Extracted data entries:
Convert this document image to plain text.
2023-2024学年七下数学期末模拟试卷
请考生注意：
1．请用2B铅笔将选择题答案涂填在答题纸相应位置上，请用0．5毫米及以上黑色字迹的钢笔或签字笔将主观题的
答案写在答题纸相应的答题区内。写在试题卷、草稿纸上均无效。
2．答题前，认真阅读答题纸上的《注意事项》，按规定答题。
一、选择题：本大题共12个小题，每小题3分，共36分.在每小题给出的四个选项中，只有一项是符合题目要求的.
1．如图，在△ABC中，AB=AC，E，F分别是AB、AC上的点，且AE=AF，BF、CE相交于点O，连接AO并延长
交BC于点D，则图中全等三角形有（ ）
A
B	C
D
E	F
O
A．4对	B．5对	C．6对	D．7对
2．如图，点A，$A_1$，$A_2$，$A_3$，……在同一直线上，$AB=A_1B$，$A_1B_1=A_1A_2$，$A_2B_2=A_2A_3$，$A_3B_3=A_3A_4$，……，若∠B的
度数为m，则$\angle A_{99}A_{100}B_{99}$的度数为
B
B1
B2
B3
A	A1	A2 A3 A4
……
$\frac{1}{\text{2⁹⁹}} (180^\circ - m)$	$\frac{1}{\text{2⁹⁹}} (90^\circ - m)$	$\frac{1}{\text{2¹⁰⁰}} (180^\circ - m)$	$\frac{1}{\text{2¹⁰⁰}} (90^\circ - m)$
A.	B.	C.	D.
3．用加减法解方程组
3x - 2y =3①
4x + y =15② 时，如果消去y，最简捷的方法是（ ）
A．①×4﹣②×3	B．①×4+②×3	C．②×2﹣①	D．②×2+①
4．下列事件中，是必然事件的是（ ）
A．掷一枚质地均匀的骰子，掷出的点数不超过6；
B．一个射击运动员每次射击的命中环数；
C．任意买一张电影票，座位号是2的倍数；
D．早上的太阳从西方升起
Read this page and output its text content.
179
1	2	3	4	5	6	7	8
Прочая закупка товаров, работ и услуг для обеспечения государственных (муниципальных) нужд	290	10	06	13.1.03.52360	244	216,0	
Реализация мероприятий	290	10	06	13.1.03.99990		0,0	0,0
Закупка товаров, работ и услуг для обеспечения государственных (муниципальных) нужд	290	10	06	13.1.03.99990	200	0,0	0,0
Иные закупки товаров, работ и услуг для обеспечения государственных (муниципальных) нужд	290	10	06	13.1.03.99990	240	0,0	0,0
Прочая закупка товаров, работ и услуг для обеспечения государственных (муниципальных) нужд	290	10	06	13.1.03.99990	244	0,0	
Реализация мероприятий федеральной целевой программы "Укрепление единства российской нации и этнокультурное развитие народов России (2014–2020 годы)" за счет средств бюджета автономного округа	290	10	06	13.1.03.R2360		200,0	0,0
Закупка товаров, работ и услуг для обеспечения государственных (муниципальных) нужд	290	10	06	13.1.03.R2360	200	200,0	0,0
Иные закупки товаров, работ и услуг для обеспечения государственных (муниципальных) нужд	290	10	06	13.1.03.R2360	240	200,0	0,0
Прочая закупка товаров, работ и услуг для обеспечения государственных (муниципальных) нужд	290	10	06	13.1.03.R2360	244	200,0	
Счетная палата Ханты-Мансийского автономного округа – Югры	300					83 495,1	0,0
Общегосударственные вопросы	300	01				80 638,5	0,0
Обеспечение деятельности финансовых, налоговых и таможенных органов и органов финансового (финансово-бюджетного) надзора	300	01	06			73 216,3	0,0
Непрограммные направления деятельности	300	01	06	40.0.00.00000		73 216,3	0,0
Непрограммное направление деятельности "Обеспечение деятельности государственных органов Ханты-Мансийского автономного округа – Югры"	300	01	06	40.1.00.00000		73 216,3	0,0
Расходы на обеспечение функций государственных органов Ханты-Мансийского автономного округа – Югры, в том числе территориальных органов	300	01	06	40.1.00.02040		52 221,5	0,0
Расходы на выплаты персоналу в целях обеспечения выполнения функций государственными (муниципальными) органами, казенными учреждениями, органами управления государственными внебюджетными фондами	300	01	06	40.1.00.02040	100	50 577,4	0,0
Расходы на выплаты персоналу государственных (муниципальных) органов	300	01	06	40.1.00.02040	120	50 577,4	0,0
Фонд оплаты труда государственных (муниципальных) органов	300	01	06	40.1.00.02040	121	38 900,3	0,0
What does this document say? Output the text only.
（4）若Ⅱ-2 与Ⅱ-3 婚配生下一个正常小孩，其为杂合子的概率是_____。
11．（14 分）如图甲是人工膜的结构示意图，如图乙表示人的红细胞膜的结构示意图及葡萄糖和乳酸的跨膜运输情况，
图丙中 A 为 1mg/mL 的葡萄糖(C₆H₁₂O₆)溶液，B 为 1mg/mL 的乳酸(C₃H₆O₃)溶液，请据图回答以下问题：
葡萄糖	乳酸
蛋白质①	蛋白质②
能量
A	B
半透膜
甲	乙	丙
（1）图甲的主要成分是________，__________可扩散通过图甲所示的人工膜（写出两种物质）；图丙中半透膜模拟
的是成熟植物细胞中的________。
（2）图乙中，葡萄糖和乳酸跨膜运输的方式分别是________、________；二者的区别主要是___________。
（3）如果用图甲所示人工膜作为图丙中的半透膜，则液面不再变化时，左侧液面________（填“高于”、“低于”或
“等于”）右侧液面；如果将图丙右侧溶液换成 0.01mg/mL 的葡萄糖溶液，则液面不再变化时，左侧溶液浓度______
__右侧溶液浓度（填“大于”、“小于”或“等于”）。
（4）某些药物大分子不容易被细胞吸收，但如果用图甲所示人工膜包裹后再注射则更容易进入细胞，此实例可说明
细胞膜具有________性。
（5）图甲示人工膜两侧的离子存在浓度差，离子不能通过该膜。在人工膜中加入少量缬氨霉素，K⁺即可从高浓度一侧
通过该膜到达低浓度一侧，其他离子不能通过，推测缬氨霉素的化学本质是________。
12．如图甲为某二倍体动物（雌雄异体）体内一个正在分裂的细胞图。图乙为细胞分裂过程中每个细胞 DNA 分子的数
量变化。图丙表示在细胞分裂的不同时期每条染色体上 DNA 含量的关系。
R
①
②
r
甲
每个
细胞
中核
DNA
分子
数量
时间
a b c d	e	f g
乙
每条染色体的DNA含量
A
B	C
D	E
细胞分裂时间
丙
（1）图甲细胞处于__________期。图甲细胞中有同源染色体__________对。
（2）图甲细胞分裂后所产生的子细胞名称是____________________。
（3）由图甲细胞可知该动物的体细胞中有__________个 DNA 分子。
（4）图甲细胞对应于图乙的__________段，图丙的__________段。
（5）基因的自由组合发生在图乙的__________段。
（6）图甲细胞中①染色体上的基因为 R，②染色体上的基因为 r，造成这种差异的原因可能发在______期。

[WRITTEN REQUEST] The entries above must be returned exactly.

[RESULT]
Convert this document image to plain text.
2023-2024学年七下数学期末模拟试卷
请考生注意：
1．请用2B铅笔将选择题答案涂填在答题纸相应位置上，请用0．5毫米及以上黑色字迹的钢笔或签字笔将主观题的
答案写在答题纸相应的答题区内。写在试题卷、草稿纸上均无效。
2．答题前，认真阅读答题纸上的《注意事项》，按规定答题。
一、选择题：本大题共12个小题，每小题3分，共36分.在每小题给出的四个选项中，只有一项是符合题目要求的.
1．如图，在△ABC中，AB=AC，E，F分别是AB、AC上的点，且AE=AF，BF、CE相交于点O，连接AO并延长
交BC于点D，则图中全等三角形有（ ）
A
B	C
D
E	F
O
A．4对	B．5对	C．6对	D．7对
2．如图，点A，$A_1$，$A_2$，$A_3$，……在同一直线上，$AB=A_1B$，$A_1B_1=A_1A_2$，$A_2B_2=A_2A_3$，$A_3B_3=A_3A_4$，……，若∠B的
度数为m，则$\angle A_{99}A_{100}B_{99}$的度数为
B
B1
B2
B3
A	A1	A2 A3 A4
……
$\frac{1}{\text{2⁹⁹}} (180^\circ - m)$	$\frac{1}{\text{2⁹⁹}} (90^\circ - m)$	$\frac{1}{\text{2¹⁰⁰}} (180^\circ - m)$	$\frac{1}{\text{2¹⁰⁰}} (90^\circ - m)$
A.	B.	C.	D.
3．用加减法解方程组
3x - 2y =3①
4x + y =15② 时，如果消去y，最简捷的方法是（ ）
A．①×4﹣②×3	B．①×4+②×3	C．②×2﹣①	D．②×2+①
4．下列事件中，是必然事件的是（ ）
A．掷一枚质地均匀的骰子，掷出的点数不超过6；
B．一个射击运动员每次射击的命中环数；
C．任意买一张电影票，座位号是2的倍数；
D．早上的太阳从西方升起
Read this page and output its text content.
179
1	2	3	4	5	6	7	8
Прочая закупка товаров, работ и услуг для обеспечения государственных (муниципальных) нужд	290	10	06	13.1.03.52360	244	216,0	
Реализация мероприятий	290	10	06	13.1.03.99990		0,0	0,0
Закупка товаров, работ и услуг для обеспечения государственных (муниципальных) нужд	290	10	06	13.1.03.99990	200	0,0	0,0
Иные закупки товаров, работ и услуг для обеспечения государственных (муниципальных) нужд	290	10	06	13.1.03.99990	240	0,0	0,0
Прочая закупка товаров, работ и услуг для обеспечения государственных (муниципальных) нужд	290	10	06	13.1.03.99990	244	0,0	
Реализация мероприятий федеральной целевой программы "Укрепление единства российской нации и этнокультурное развитие народов России (2014–2020 годы)" за счет средств бюджета автономного округа	290	10	06	13.1.03.R2360		200,0	0,0
Закупка товаров, работ и услуг для обеспечения государственных (муниципальных) нужд	290	10	06	13.1.03.R2360	200	200,0	0,0
Иные закупки товаров, работ и услуг для обеспечения государственных (муниципальных) нужд	290	10	06	13.1.03.R2360	240	200,0	0,0
Прочая закупка товаров, работ и услуг для обеспечения государственных (муниципальных) нужд	290	10	06	13.1.03.R2360	244	200,0	
Счетная палата Ханты-Мансийского автономного округа – Югры	300					83 495,1	0,0
Общегосударственные вопросы	300	01				80 638,5	0,0
Обеспечение деятельности финансовых, налоговых и таможенных органов и органов финансового (финансово-бюджетного) надзора	300	01	06			73 216,3	0,0
Непрограммные направления деятельности	300	01	06	40.0.00.00000		73 216,3	0,0
Непрограммное направление деятельности "Обеспечение деятельности государственных органов Ханты-Мансийского автономного округа – Югры"	300	01	06	40.1.00.00000		73 216,3	0,0
Расходы на обеспечение функций государственных органов Ханты-Мансийского автономного округа – Югры, в том числе территориальных органов	300	01	06	40.1.00.02040		52 221,5	0,0
Расходы на выплаты персоналу в целях обеспечения выполнения функций государственными (муниципальными) органами, казенными учреждениями, органами управления государственными внебюджетными фондами	300	01	06	40.1.00.02040	100	50 577,4	0,0
Расходы на выплаты персоналу государственных (муниципальных) органов	300	01	06	40.1.00.02040	120	50 577,4	0,0
Фонд оплаты труда государственных (муниципальных) органов	300	01	06	40.1.00.02040	121	38 900,3	0,0
What does this document say? Output the text only.
（4）若Ⅱ-2 与Ⅱ-3 婚配生下一个正常小孩，其为杂合子的概率是_____。
11．（14 分）如图甲是人工膜的结构示意图，如图乙表示人的红细胞膜的结构示意图及葡萄糖和乳酸的跨膜运输情况，
图丙中 A 为 1mg/mL 的葡萄糖(C₆H₁₂O₆)溶液，B 为 1mg/mL 的乳酸(C₃H₆O₃)溶液，请据图回答以下问题：
葡萄糖	乳酸
蛋白质①	蛋白质②
能量
A	B
半透膜
甲	乙	丙
（1）图甲的主要成分是________，__________可扩散通过图甲所示的人工膜（写出两种物质）；图丙中半透膜模拟
的是成熟植物细胞中的________。
（2）图乙中，葡萄糖和乳酸跨膜运输的方式分别是________、________；二者的区别主要是___________。
（3）如果用图甲所示人工膜作为图丙中的半透膜，则液面不再变化时，左侧液面________（填“高于”、“低于”或
“等于”）右侧液面；如果将图丙右侧溶液换成 0.01mg/mL 的葡萄糖溶液，则液面不再变化时，左侧溶液浓度______
__右侧溶液浓度（填“大于”、“小于”或“等于”）。
（4）某些药物大分子不容易被细胞吸收，但如果用图甲所示人工膜包裹后再注射则更容易进入细胞，此实例可说明
细胞膜具有________性。
（5）图甲示人工膜两侧的离子存在浓度差，离子不能通过该膜。在人工膜中加入少量缬氨霉素，K⁺即可从高浓度一侧
通过该膜到达低浓度一侧，其他离子不能通过，推测缬氨霉素的化学本质是________。
12．如图甲为某二倍体动物（雌雄异体）体内一个正在分裂的细胞图。图乙为细胞分裂过程中每个细胞 DNA 分子的数
量变化。图丙表示在细胞分裂的不同时期每条染色体上 DNA 含量的关系。
R
①
②
r
甲
每个
细胞
中核
DNA
分子
数量
时间
a b c d	e	f g
乙
每条染色体的DNA含量
A
B	C
D	E
细胞分裂时间
丙
（1）图甲细胞处于__________期。图甲细胞中有同源染色体__________对。
（2）图甲细胞分裂后所产生的子细胞名称是____________________。
（3）由图甲细胞可知该动物的体细胞中有__________个 DNA 分子。
（4）图甲细胞对应于图乙的__________段，图丙的__________段。
（5）基因的自由组合发生在图乙的__________段。
（6）图甲细胞中①染色体上的基因为 R，②染色体上的基因为 r，造成这种差异的原因可能发在______期。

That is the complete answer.